DIRECTIONS FOR THIS TASK: Report each line of the data that has "JSON" somewhere in it.

EXERCISE MATERIALS:
(begin)

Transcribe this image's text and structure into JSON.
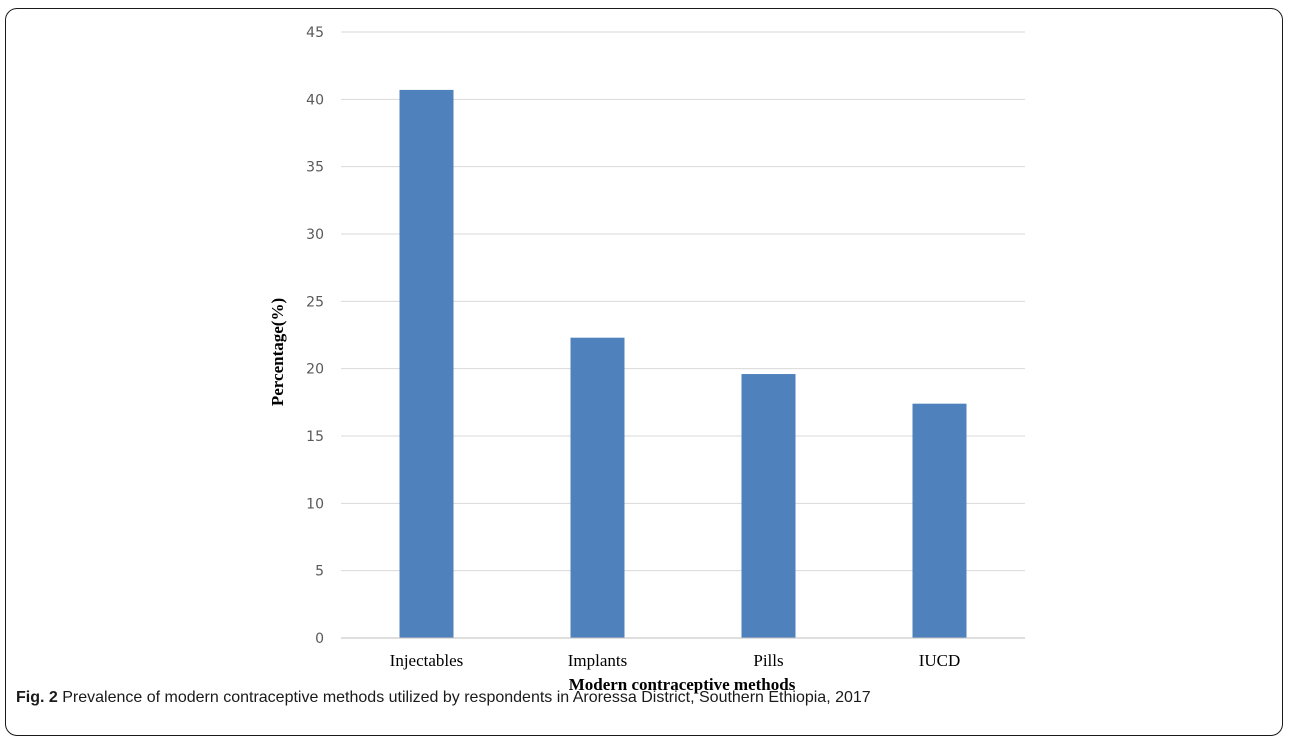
{
  "chart_data": {
    "type": "bar",
    "categories": [
      "Injectables",
      "Implants",
      "Pills",
      "IUCD"
    ],
    "values": [
      40.7,
      22.3,
      19.6,
      17.4
    ],
    "title": "",
    "xlabel": "Modern contraceptive methods",
    "ylabel": "Percentage(%)",
    "ylim": [
      0,
      45
    ],
    "yticks": [
      0,
      5,
      10,
      15,
      20,
      25,
      30,
      35,
      40,
      45
    ],
    "grid": true,
    "legend": "none",
    "bar_color": "#4f81bd"
  },
  "caption": {
    "label": "Fig. 2",
    "text": "Prevalence of modern contraceptive methods utilized by respondents in Aroressa District, Southern Ethiopia, 2017"
  }
}
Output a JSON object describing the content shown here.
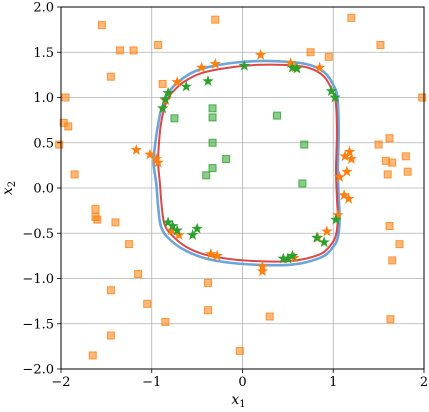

(end)

TASK OUTPUT:
Transcribe this image's text and structure into JSON.
Output a JSON object describing the content shown here.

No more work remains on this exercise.